_INSTRUCTION:_ Each line containing the word "Steven" needs to be copied.

_Extracted data entries:_
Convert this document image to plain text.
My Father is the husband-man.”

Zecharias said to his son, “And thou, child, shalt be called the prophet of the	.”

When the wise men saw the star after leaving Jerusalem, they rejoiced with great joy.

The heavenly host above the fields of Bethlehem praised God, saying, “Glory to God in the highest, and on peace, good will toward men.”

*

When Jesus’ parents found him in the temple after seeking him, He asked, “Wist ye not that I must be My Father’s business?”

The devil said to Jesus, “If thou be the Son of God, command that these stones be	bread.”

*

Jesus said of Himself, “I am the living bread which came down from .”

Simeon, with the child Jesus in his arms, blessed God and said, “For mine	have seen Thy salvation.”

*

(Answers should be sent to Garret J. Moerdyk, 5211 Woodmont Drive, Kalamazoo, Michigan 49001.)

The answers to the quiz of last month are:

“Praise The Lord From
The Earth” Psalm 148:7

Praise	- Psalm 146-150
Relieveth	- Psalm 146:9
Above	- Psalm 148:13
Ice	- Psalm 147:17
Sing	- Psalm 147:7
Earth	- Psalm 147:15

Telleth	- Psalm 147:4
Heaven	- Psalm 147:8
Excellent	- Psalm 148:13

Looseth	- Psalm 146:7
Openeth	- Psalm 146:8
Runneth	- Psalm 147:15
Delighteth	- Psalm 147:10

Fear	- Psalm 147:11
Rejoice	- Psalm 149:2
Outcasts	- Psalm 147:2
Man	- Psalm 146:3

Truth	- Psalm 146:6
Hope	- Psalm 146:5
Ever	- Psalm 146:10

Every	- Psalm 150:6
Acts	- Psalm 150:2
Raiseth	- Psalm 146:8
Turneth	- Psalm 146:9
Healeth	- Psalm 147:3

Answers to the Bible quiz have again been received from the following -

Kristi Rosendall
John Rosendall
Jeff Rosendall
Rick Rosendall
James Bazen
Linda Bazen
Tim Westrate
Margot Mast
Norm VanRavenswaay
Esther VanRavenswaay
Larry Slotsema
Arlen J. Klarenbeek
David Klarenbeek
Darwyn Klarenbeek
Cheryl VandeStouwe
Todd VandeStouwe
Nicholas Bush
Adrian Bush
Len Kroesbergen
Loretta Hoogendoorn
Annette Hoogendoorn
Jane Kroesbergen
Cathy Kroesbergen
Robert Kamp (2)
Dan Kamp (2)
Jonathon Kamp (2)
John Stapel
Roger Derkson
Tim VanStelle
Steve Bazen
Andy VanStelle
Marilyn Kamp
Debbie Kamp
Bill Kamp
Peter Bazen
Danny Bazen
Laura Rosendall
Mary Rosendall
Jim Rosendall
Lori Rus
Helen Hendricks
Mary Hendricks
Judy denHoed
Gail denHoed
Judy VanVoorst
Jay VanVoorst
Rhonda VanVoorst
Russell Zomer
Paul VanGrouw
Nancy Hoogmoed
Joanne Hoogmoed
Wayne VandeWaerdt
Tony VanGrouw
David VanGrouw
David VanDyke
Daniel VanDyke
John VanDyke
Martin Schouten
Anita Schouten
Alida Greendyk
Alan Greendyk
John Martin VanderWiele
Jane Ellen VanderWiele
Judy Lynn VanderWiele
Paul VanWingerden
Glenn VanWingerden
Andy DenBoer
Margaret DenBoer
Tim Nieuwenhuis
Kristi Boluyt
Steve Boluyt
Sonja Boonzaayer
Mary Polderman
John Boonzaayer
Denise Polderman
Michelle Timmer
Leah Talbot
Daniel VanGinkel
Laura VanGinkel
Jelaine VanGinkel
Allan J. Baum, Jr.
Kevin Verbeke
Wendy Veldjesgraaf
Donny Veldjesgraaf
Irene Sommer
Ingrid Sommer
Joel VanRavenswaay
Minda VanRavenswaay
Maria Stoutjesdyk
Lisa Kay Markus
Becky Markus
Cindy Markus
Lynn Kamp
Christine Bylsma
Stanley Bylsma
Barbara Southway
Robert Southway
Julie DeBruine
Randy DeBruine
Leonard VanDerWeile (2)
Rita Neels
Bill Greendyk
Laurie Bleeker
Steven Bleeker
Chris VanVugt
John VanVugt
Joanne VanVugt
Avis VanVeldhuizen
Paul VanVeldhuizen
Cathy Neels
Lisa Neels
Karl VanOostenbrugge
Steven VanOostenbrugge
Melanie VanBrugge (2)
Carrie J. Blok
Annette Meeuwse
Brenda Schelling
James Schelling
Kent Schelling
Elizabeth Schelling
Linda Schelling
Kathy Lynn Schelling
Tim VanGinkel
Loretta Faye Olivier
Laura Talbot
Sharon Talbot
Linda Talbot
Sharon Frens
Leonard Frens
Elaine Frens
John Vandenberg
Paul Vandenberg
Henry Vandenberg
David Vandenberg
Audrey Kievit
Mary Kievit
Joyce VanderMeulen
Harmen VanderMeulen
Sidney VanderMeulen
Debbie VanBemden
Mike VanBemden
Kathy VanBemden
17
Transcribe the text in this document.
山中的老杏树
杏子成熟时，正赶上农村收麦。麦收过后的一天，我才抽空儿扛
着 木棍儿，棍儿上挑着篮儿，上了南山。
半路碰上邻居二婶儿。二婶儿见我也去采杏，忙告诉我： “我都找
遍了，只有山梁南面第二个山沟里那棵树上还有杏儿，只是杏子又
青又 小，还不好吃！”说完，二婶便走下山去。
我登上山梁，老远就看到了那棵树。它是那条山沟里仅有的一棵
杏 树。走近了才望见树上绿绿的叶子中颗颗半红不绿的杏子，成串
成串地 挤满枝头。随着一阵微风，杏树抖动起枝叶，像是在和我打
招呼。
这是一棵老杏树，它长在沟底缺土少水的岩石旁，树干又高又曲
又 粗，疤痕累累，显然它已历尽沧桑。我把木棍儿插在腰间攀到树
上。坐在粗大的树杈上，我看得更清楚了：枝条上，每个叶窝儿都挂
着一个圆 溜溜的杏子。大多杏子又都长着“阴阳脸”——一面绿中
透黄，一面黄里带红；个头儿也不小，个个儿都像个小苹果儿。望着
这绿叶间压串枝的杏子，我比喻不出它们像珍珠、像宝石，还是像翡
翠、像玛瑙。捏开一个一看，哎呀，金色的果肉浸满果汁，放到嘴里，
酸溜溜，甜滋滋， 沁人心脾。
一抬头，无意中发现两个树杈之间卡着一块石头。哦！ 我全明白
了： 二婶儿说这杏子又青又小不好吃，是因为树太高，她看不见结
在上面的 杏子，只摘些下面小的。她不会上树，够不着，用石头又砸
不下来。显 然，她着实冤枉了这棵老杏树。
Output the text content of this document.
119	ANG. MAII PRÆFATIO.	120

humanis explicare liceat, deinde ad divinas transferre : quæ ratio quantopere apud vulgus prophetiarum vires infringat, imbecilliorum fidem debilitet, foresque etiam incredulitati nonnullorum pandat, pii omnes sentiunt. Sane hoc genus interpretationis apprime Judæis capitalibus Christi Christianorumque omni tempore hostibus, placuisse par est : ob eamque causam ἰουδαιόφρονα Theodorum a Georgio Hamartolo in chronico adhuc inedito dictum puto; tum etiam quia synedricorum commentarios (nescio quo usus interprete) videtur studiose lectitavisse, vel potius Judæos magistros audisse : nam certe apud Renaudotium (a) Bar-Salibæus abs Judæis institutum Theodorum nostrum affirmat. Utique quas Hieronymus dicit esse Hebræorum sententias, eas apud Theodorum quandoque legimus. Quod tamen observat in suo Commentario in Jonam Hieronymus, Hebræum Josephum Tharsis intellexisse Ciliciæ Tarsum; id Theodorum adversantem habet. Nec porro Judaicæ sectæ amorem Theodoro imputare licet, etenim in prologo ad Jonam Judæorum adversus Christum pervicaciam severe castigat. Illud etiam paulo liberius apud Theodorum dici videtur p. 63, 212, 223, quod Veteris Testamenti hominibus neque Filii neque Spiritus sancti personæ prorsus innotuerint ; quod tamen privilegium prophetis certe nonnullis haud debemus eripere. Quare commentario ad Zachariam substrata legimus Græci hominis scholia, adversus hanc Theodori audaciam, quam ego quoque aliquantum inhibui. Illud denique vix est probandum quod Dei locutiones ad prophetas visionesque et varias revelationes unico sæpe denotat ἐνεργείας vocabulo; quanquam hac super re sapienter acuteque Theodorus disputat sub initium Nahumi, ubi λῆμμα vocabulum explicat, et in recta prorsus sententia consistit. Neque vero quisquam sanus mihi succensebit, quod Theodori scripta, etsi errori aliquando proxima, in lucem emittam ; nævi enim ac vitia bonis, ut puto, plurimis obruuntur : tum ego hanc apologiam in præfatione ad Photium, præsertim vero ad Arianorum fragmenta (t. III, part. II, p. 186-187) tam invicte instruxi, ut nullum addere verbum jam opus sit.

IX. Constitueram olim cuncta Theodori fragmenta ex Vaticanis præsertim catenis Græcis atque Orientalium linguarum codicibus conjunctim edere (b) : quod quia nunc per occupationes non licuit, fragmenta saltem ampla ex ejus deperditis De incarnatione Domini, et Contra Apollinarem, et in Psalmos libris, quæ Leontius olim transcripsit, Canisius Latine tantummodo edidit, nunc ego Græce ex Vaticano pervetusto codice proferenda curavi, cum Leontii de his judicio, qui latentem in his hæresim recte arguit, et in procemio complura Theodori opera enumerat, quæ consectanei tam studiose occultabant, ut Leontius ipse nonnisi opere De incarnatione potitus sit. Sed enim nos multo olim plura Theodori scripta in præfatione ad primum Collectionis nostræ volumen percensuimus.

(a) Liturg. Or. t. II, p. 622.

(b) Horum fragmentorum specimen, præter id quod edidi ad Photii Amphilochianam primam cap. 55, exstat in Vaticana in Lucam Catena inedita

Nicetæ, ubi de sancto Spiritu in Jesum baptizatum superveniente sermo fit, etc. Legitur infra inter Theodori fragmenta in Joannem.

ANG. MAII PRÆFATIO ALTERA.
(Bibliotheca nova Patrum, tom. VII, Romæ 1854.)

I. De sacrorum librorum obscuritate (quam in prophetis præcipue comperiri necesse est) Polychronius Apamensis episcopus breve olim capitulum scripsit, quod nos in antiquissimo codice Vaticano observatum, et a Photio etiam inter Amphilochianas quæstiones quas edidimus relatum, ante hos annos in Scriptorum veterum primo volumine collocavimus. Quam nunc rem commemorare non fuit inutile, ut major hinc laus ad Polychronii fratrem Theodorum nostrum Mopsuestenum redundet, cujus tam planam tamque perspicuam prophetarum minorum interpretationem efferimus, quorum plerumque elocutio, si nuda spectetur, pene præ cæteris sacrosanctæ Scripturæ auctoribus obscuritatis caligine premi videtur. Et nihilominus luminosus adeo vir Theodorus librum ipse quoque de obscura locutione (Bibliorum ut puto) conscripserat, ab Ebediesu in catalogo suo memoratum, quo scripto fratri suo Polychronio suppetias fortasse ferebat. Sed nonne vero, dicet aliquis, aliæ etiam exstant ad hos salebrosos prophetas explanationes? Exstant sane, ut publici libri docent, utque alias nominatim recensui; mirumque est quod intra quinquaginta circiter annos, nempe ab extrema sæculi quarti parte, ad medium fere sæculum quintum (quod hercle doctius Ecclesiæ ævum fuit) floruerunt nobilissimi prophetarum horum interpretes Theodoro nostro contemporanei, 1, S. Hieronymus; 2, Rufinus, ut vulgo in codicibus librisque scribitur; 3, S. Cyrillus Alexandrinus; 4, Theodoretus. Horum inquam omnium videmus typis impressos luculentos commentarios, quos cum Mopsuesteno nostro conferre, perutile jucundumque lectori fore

_EXERCISE RESPONSE:_
Steven Bleeker
Steven VanOostenbrugge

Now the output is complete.